DATA LISTING:
((

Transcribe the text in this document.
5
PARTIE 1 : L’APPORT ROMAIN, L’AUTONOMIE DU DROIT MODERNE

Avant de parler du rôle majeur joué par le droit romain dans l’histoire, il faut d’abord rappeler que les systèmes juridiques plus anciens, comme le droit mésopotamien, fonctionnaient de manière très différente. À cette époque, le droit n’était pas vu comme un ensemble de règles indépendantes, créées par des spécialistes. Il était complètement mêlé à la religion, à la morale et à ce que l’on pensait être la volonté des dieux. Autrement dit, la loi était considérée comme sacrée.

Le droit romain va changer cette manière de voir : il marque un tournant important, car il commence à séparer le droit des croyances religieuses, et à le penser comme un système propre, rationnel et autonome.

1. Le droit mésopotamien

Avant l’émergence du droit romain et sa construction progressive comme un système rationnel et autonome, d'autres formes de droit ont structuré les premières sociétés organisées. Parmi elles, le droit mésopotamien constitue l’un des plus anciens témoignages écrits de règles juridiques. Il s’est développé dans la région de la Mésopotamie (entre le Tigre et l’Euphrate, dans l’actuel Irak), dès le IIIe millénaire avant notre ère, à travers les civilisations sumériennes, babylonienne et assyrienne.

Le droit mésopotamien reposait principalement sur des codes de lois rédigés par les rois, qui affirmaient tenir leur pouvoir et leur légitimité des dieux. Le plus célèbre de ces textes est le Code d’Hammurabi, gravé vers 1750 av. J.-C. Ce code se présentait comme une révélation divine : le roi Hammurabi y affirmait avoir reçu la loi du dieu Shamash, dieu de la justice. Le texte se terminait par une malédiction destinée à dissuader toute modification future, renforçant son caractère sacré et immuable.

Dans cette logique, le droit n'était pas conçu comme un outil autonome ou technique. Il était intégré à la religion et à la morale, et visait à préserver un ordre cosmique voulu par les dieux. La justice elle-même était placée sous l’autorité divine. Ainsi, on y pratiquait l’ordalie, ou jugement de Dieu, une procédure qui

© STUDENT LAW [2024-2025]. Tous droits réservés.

))

BRIEF:
Retype the listing above in full, with no alterations.

ANSWER BELOW:
Transcribe the text in this document.
5
PARTIE 1 : L’APPORT ROMAIN, L’AUTONOMIE DU DROIT MODERNE

Avant de parler du rôle majeur joué par le droit romain dans l’histoire, il faut d’abord rappeler que les systèmes juridiques plus anciens, comme le droit mésopotamien, fonctionnaient de manière très différente. À cette époque, le droit n’était pas vu comme un ensemble de règles indépendantes, créées par des spécialistes. Il était complètement mêlé à la religion, à la morale et à ce que l’on pensait être la volonté des dieux. Autrement dit, la loi était considérée comme sacrée.

Le droit romain va changer cette manière de voir : il marque un tournant important, car il commence à séparer le droit des croyances religieuses, et à le penser comme un système propre, rationnel et autonome.

1. Le droit mésopotamien

Avant l’émergence du droit romain et sa construction progressive comme un système rationnel et autonome, d'autres formes de droit ont structuré les premières sociétés organisées. Parmi elles, le droit mésopotamien constitue l’un des plus anciens témoignages écrits de règles juridiques. Il s’est développé dans la région de la Mésopotamie (entre le Tigre et l’Euphrate, dans l’actuel Irak), dès le IIIe millénaire avant notre ère, à travers les civilisations sumériennes, babylonienne et assyrienne.

Le droit mésopotamien reposait principalement sur des codes de lois rédigés par les rois, qui affirmaient tenir leur pouvoir et leur légitimité des dieux. Le plus célèbre de ces textes est le Code d’Hammurabi, gravé vers 1750 av. J.-C. Ce code se présentait comme une révélation divine : le roi Hammurabi y affirmait avoir reçu la loi du dieu Shamash, dieu de la justice. Le texte se terminait par une malédiction destinée à dissuader toute modification future, renforçant son caractère sacré et immuable.

Dans cette logique, le droit n'était pas conçu comme un outil autonome ou technique. Il était intégré à la religion et à la morale, et visait à préserver un ordre cosmique voulu par les dieux. La justice elle-même était placée sous l’autorité divine. Ainsi, on y pratiquait l’ordalie, ou jugement de Dieu, une procédure qui

© STUDENT LAW [2024-2025]. Tous droits réservés.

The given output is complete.